• **GIVEN INSTRUCTION A**
Can you pull out the rows from the very first one through the line that contains "The cylinder head 35 is at (726, 70).", including that line, and reproduce them word for word? Omit the picture lines.

• **READING PASSAGE**
_____

They included articles in The Jewish Chronicle, the Jewish Quarterly and one by the Jewish affairs correspondent of The Tablet.
All the comments made by Jewish writers about the fascist phenomenon before and after the last world war were fair, balanced and constructive.
After my book was published, I made a short tour of Israel in 2000 and spoke to rabbis, students and ordinary Jews about Mosley in the 1950s and 1960s.
The following year, I completed a tour of colleges in different parts of the UK with large Jewish student intakes.
Trevor Grundy (right) with Sir Malcolm Rifkind at the home of the former British Foreign Secertary in 2000 in Edinburgh. There Grundy spoke to a large collection of prominent Scottish Jews about his childhood in the Mosley Movement in the 1950s and early 1960s. (Picture: David Kaplan)
In 2009, the former Archbishop of Canterbury, Dr Rowan Williams, described the book as “an extraordinary chronicle“ adding, “I wish all those who are inclined to underrate the corruption potential of fascism could read and digest this.”

_____

• **RECORDS SHOWN**

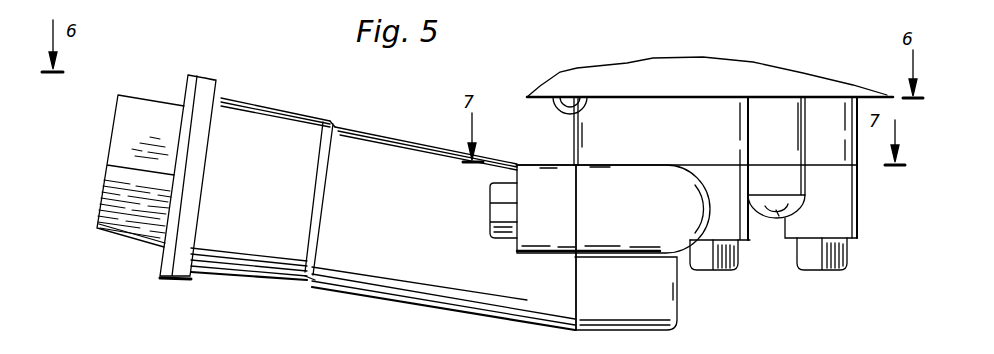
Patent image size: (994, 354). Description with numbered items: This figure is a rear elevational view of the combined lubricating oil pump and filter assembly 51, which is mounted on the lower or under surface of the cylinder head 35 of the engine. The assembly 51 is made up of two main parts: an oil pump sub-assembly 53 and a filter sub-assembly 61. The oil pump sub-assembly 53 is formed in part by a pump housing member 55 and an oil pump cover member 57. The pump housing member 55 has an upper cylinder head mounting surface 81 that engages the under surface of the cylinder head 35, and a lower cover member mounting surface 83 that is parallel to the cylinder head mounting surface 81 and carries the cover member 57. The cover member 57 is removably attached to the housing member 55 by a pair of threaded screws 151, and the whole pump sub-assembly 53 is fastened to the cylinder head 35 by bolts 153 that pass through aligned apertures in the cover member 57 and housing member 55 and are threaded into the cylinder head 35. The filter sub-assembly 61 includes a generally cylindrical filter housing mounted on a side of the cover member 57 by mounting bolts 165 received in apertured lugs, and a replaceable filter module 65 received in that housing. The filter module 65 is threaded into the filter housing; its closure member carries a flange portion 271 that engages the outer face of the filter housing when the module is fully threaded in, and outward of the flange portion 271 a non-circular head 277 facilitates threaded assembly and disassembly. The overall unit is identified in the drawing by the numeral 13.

The probe assembly 13 is at (445, 345).
The cylinder head 35 is at (726, 70).
The combined lubricating oil pump and filter assembly 51 is at (824, 284).
The oil pump sub-assembly 53 is at (712, 155).
The pump housing member 55 is at (836, 108).
The oil pump cover member 57 is at (834, 228).
The filter sub-assembly 61 is at (392, 267).
The replaceable filter module 65 is at (134, 258).
The cylinder head mounting surface 81 is at (563, 97).
The cover member mounting surface 83 is at (647, 165).
The threaded screws 151 is at (785, 212).
The bolts 153 is at (803, 270).
The mounting bolts 165 is at (489, 204).
The flange portion 271 is at (195, 76).
The non-circular head 277 is at (170, 117).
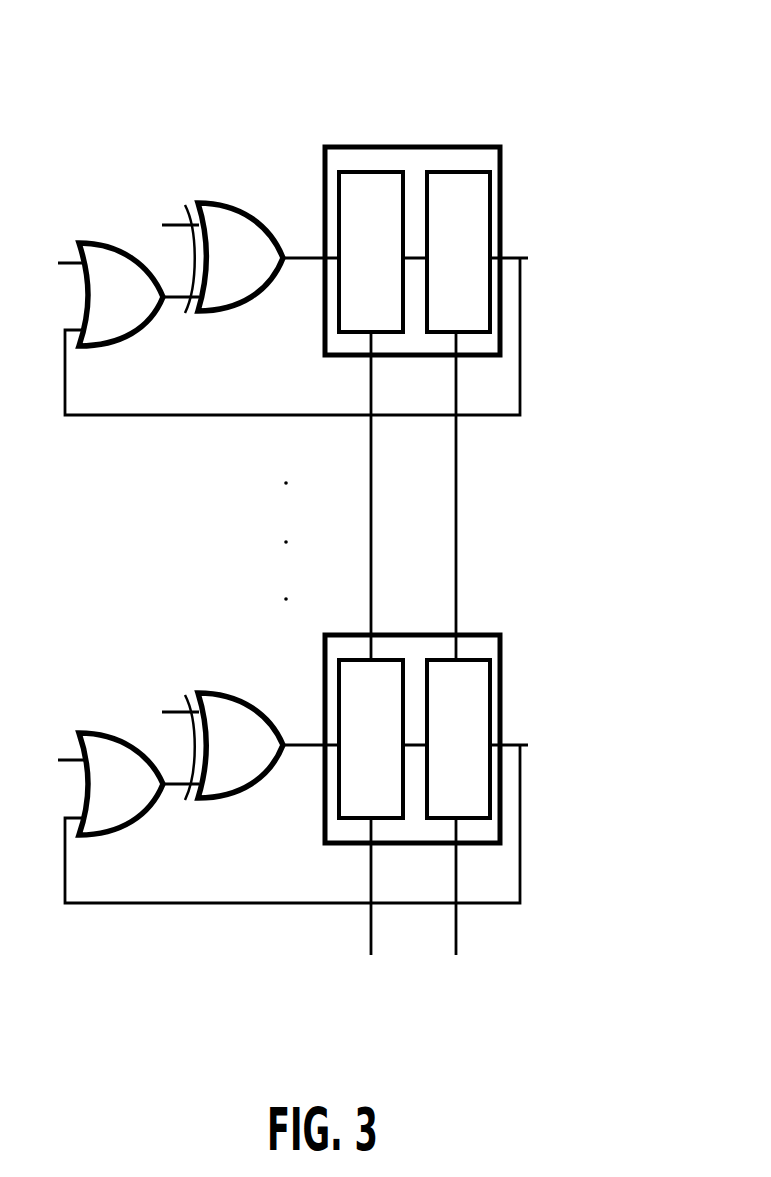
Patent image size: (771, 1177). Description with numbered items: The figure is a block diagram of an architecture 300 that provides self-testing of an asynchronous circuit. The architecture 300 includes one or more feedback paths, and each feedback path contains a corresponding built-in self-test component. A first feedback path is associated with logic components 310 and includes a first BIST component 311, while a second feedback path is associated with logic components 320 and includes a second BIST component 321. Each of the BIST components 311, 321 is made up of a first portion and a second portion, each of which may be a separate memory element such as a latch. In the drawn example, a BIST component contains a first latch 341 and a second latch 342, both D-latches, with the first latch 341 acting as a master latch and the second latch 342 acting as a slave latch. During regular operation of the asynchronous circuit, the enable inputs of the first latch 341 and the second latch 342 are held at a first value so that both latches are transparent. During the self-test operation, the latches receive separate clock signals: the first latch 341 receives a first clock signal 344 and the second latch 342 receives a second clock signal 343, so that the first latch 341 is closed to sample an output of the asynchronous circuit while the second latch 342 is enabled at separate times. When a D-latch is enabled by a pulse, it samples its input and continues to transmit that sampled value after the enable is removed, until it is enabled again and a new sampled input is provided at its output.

The architecture 300 is at (590, 86).
The logic components 310 is at (88, 243).
The first BIST component 311 is at (418, 147).
The first latch 341 is at (385, 265).
The second latch 342 is at (471, 265).
The second clock signal 343 is at (456, 390).
The first clock signal 344 is at (371, 390).
The logic components 320 is at (191, 717).
The second BIST component 321 is at (427, 689).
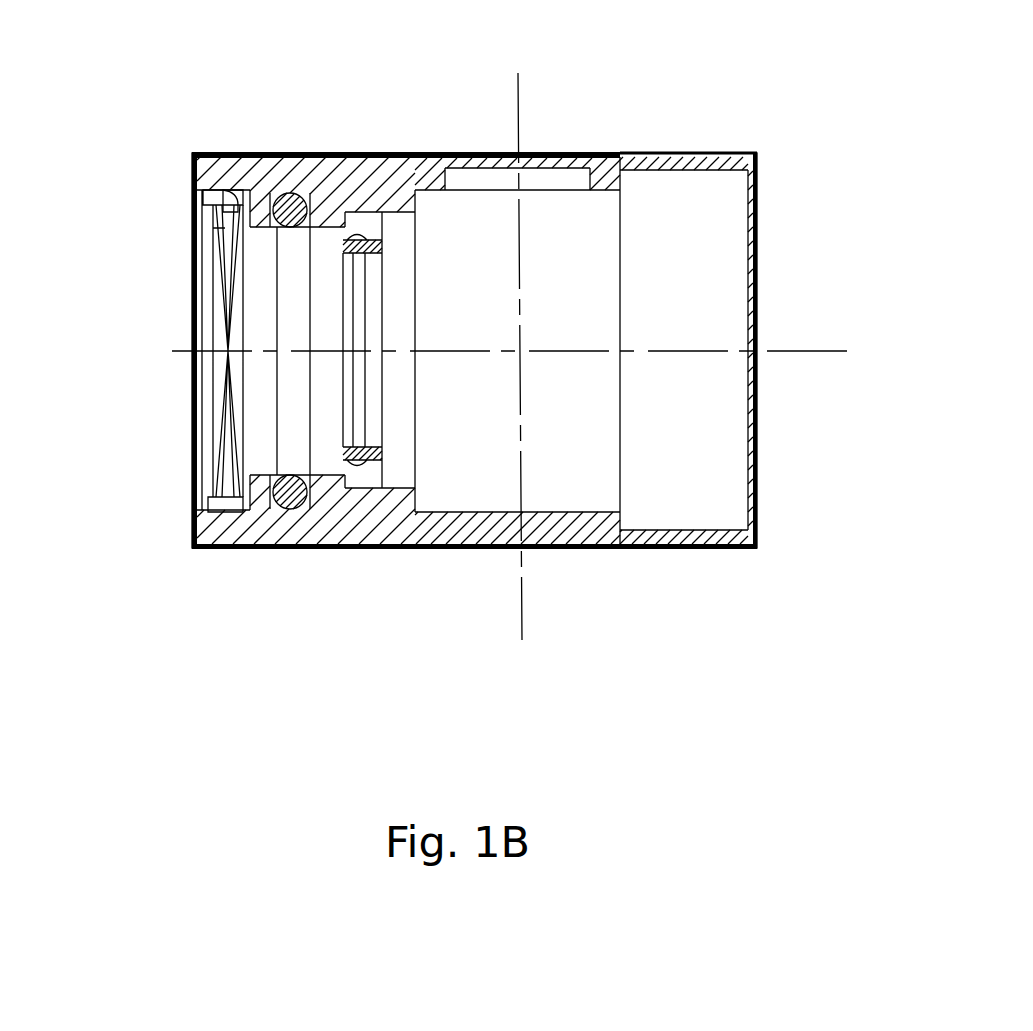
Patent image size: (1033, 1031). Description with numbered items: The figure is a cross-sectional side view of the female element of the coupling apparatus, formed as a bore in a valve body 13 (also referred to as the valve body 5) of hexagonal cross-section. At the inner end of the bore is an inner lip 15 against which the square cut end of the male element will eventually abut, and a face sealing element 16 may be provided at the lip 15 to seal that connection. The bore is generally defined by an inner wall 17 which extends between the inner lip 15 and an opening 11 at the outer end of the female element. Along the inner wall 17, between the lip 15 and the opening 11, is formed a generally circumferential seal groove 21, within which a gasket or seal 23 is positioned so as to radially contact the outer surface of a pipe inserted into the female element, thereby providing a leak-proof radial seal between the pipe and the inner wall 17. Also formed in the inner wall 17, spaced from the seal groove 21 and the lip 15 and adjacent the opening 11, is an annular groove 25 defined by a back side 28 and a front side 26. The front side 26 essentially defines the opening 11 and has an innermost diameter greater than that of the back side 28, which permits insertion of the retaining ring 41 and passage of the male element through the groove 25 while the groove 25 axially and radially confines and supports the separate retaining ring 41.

The valve body 5 is at (590, 95).
The opening 11 is at (202, 507).
The valve body 13 is at (493, 550).
The inner lip 15 is at (343, 240).
The face sealing element 16 is at (380, 553).
The inner wall 17 is at (388, 153).
The seal groove 21 is at (307, 440).
The seal 23 is at (288, 548).
The annular groove 25 is at (213, 153).
The front side 26 is at (203, 220).
The back side 28 is at (252, 157).
The retaining ring 41 is at (217, 383).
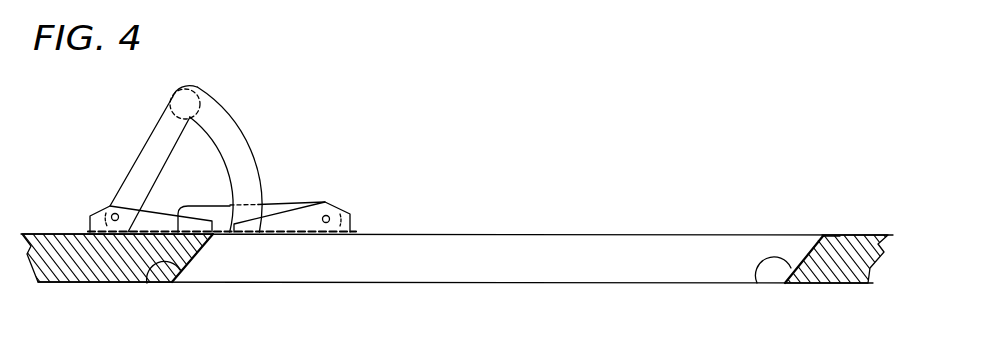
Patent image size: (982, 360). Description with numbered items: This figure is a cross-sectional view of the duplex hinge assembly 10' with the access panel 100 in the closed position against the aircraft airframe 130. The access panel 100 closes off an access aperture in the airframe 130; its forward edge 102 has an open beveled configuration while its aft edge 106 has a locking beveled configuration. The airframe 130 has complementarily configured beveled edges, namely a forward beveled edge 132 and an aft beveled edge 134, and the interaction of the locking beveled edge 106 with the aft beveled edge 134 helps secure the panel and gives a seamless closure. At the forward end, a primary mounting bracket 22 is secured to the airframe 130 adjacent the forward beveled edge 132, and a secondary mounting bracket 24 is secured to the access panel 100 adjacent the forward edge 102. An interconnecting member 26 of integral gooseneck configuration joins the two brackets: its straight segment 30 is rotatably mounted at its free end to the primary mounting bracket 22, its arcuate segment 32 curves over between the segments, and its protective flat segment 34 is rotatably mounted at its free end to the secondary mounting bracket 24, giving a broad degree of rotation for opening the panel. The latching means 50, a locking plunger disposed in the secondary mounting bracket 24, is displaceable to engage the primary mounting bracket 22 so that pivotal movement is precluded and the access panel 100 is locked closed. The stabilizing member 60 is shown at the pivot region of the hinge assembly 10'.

_____

• **GIVEN INSTRUCTION B**
Will you copy the passage about the Mosley movement word for word, beginning at the words "After my book" and stopping after "Jewish student intakes."?

• **WRITTEN REPLY A**
Patent image size: (994, 354). Description with numbered items: This figure is a rear elevational view of the combined lubricating oil pump and filter assembly 51, which is mounted on the lower or under surface of the cylinder head 35 of the engine. The assembly 51 is made up of two main parts: an oil pump sub-assembly 53 and a filter sub-assembly 61. The oil pump sub-assembly 53 is formed in part by a pump housing member 55 and an oil pump cover member 57. The pump housing member 55 has an upper cylinder head mounting surface 81 that engages the under surface of the cylinder head 35, and a lower cover member mounting surface 83 that is parallel to the cylinder head mounting surface 81 and carries the cover member 57. The cover member 57 is removably attached to the housing member 55 by a pair of threaded screws 151, and the whole pump sub-assembly 53 is fastened to the cylinder head 35 by bolts 153 that pass through aligned apertures in the cover member 57 and housing member 55 and are threaded into the cylinder head 35. The filter sub-assembly 61 includes a generally cylindrical filter housing mounted on a side of the cover member 57 by mounting bolts 165 received in apertured lugs, and a replaceable filter module 65 received in that housing. The filter module 65 is threaded into the filter housing; its closure member carries a flange portion 271 that engages the outer face of the filter housing when the module is fully threaded in, and outward of the flange portion 271 a non-circular head 277 facilitates threaded assembly and disassembly. The overall unit is identified in the drawing by the numeral 13.

The probe assembly 13 is at (445, 345).
The cylinder head 35 is at (726, 70).

• **WRITTEN REPLY B**
After my book was published, I made a short tour of Israel in 2000 and spoke to rabbis, students and ordinary Jews about Mosley in the 1950s and 1960s.
The following year, I completed a tour of colleges in different parts of the UK with large Jewish student intakes.